_Aim_: Output the full listing below exactly, without the pictures.

Data tied to figure images:

- - -

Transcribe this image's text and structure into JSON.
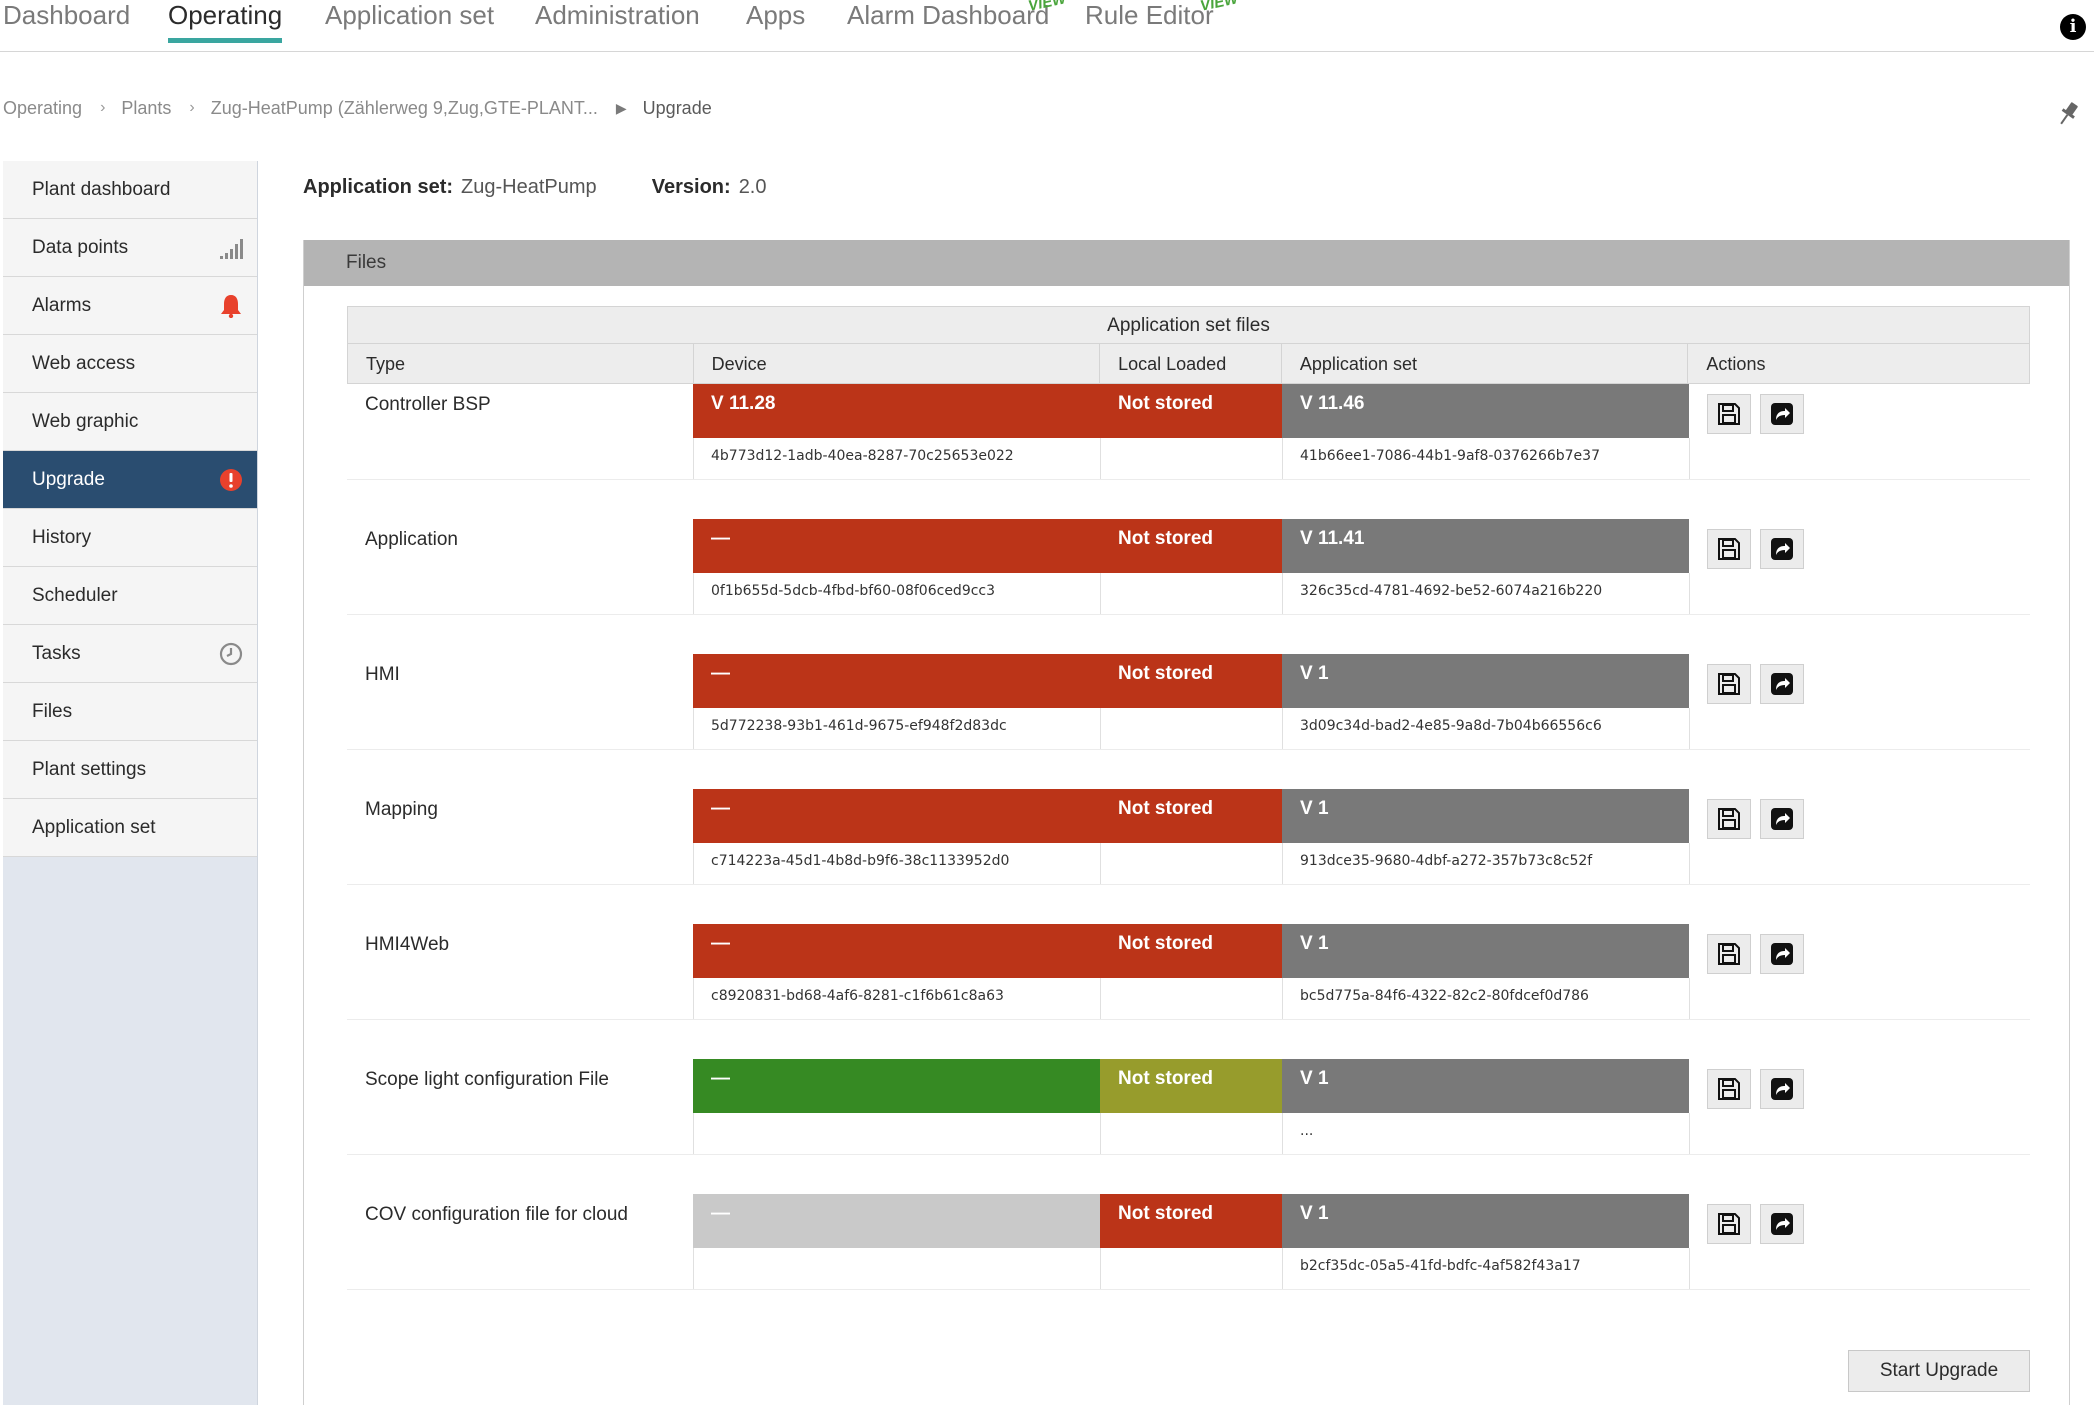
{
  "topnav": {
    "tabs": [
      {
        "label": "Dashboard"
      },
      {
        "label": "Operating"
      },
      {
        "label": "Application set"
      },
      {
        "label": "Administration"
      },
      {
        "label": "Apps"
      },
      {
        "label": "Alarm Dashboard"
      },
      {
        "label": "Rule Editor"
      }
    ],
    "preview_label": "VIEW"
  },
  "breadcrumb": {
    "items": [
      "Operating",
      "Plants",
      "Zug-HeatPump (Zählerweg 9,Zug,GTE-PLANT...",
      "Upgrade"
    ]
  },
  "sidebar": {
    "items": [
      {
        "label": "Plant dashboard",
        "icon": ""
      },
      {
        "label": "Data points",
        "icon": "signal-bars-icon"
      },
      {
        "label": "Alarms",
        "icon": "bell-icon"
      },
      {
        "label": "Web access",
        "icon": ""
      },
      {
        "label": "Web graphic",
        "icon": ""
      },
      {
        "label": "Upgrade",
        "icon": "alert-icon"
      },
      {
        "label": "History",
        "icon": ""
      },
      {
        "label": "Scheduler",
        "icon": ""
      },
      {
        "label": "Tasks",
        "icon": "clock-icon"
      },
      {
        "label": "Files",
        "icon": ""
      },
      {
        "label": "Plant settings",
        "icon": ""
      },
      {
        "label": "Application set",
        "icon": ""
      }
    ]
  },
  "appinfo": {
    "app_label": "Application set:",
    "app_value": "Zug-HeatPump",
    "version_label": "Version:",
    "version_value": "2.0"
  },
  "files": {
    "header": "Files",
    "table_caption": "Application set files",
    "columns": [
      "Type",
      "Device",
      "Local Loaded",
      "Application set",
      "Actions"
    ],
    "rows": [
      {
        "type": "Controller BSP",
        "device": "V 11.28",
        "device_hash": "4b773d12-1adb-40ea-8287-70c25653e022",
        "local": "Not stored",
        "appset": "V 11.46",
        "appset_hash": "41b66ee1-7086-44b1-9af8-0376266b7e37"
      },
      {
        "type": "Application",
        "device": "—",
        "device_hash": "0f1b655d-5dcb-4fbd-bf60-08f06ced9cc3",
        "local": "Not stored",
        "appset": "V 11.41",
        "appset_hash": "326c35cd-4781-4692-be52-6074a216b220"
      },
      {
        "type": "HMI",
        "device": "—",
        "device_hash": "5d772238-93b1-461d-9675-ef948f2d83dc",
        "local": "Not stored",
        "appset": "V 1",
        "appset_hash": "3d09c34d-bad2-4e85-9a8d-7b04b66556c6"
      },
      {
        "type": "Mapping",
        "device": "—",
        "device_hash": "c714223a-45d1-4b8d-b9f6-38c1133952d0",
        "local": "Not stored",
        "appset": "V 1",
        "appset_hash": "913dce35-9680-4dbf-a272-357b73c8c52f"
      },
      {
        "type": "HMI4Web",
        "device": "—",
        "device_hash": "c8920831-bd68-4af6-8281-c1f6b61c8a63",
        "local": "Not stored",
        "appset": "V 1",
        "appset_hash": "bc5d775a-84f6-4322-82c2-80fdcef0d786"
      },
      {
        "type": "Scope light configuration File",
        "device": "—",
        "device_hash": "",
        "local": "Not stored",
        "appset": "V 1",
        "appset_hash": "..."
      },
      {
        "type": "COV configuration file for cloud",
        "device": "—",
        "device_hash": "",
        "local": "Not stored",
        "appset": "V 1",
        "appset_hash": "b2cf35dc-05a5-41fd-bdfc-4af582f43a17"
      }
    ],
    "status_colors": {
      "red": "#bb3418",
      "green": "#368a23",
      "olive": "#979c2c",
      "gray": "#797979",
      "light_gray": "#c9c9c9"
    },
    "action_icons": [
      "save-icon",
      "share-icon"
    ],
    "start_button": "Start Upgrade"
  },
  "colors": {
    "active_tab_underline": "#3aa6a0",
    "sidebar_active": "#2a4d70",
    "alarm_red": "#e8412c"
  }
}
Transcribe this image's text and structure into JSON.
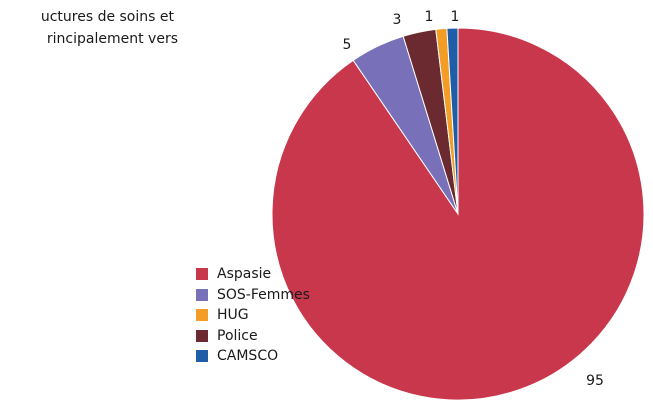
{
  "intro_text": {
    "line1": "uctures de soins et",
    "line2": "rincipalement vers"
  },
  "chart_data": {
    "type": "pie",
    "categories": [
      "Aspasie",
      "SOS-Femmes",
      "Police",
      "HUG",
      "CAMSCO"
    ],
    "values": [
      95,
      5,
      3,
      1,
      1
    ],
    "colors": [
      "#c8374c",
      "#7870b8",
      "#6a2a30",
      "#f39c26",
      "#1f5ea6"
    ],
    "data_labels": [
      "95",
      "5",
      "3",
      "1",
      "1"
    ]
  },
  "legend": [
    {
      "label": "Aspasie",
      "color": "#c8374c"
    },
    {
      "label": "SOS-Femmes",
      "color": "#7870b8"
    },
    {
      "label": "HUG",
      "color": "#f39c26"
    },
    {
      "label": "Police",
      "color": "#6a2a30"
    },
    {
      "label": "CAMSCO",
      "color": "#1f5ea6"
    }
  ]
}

- - -

_Response_:
Transcribe this image's text and structure into JSON.
{
  "topnav": {
    "tabs": [
      {
        "label": "Dashboard"
      },
      {
        "label": "Operating"
      },
      {
        "label": "Application set"
      },
      {
        "label": "Administration"
      },
      {
        "label": "Apps"
      },
      {
        "label": "Alarm Dashboard"
      },
      {
        "label": "Rule Editor"
      }
    ],
    "preview_label": "VIEW"
  },
  "breadcrumb": {
    "items": [
      "Operating",
      "Plants",
      "Zug-HeatPump (Zählerweg 9,Zug,GTE-PLANT...",
      "Upgrade"
    ]
  },
  "sidebar": {
    "items": [
      {
        "label": "Plant dashboard",
        "icon": ""
      },
      {
        "label": "Data points",
        "icon": "signal-bars-icon"
      },
      {
        "label": "Alarms",
        "icon": "bell-icon"
      },
      {
        "label": "Web access",
        "icon": ""
      },
      {
        "label": "Web graphic",
        "icon": ""
      },
      {
        "label": "Upgrade",
        "icon": "alert-icon"
      },
      {
        "label": "History",
        "icon": ""
      },
      {
        "label": "Scheduler",
        "icon": ""
      },
      {
        "label": "Tasks",
        "icon": "clock-icon"
      },
      {
        "label": "Files",
        "icon": ""
      },
      {
        "label": "Plant settings",
        "icon": ""
      },
      {
        "label": "Application set",
        "icon": ""
      }
    ]
  },
  "appinfo": {
    "app_label": "Application set:",
    "app_value": "Zug-HeatPump",
    "version_label": "Version:",
    "version_value": "2.0"
  },
  "files": {
    "header": "Files",
    "table_caption": "Application set files",
    "columns": [
      "Type",
      "Device",
      "Local Loaded",
      "Application set",
      "Actions"
    ],
    "rows": [
      {
        "type": "Controller BSP",
        "device": "V 11.28",
        "device_hash": "4b773d12-1adb-40ea-8287-70c25653e022",
        "local": "Not stored",
        "appset": "V 11.46",
        "appset_hash": "41b66ee1-7086-44b1-9af8-0376266b7e37"
      },
      {
        "type": "Application",
        "device": "—",
        "device_hash": "0f1b655d-5dcb-4fbd-bf60-08f06ced9cc3",
        "local": "Not stored",
        "appset": "V 11.41",
        "appset_hash": "326c35cd-4781-4692-be52-6074a216b220"
      },
      {
        "type": "HMI",
        "device": "—",
        "device_hash": "5d772238-93b1-461d-9675-ef948f2d83dc",
        "local": "Not stored",
        "appset": "V 1",
        "appset_hash": "3d09c34d-bad2-4e85-9a8d-7b04b66556c6"
      },
      {
        "type": "Mapping",
        "device": "—",
        "device_hash": "c714223a-45d1-4b8d-b9f6-38c1133952d0",
        "local": "Not stored",
        "appset": "V 1",
        "appset_hash": "913dce35-9680-4dbf-a272-357b73c8c52f"
      },
      {
        "type": "HMI4Web",
        "device": "—",
        "device_hash": "c8920831-bd68-4af6-8281-c1f6b61c8a63",
        "local": "Not stored",
        "appset": "V 1",
        "appset_hash": "bc5d775a-84f6-4322-82c2-80fdcef0d786"
      },
      {
        "type": "Scope light configuration File",
        "device": "—",
        "device_hash": "",
        "local": "Not stored",
        "appset": "V 1",
        "appset_hash": "..."
      },
      {
        "type": "COV configuration file for cloud",
        "device": "—",
        "device_hash": "",
        "local": "Not stored",
        "appset": "V 1",
        "appset_hash": "b2cf35dc-05a5-41fd-bdfc-4af582f43a17"
      }
    ],
    "status_colors": {
      "red": "#bb3418",
      "green": "#368a23",
      "olive": "#979c2c",
      "gray": "#797979",
      "light_gray": "#c9c9c9"
    },
    "action_icons": [
      "save-icon",
      "share-icon"
    ],
    "start_button": "Start Upgrade"
  },
  "colors": {
    "active_tab_underline": "#3aa6a0",
    "sidebar_active": "#2a4d70",
    "alarm_red": "#e8412c"
  }
}
Transcribe this image's text and structure into JSON.
{
  "intro_text": {
    "line1": "uctures de soins et",
    "line2": "rincipalement vers"
  },
  "chart_data": {
    "type": "pie",
    "categories": [
      "Aspasie",
      "SOS-Femmes",
      "Police",
      "HUG",
      "CAMSCO"
    ],
    "values": [
      95,
      5,
      3,
      1,
      1
    ],
    "colors": [
      "#c8374c",
      "#7870b8",
      "#6a2a30",
      "#f39c26",
      "#1f5ea6"
    ],
    "data_labels": [
      "95",
      "5",
      "3",
      "1",
      "1"
    ]
  },
  "legend": [
    {
      "label": "Aspasie",
      "color": "#c8374c"
    },
    {
      "label": "SOS-Femmes",
      "color": "#7870b8"
    },
    {
      "label": "HUG",
      "color": "#f39c26"
    },
    {
      "label": "Police",
      "color": "#6a2a30"
    },
    {
      "label": "CAMSCO",
      "color": "#1f5ea6"
    }
  ]
}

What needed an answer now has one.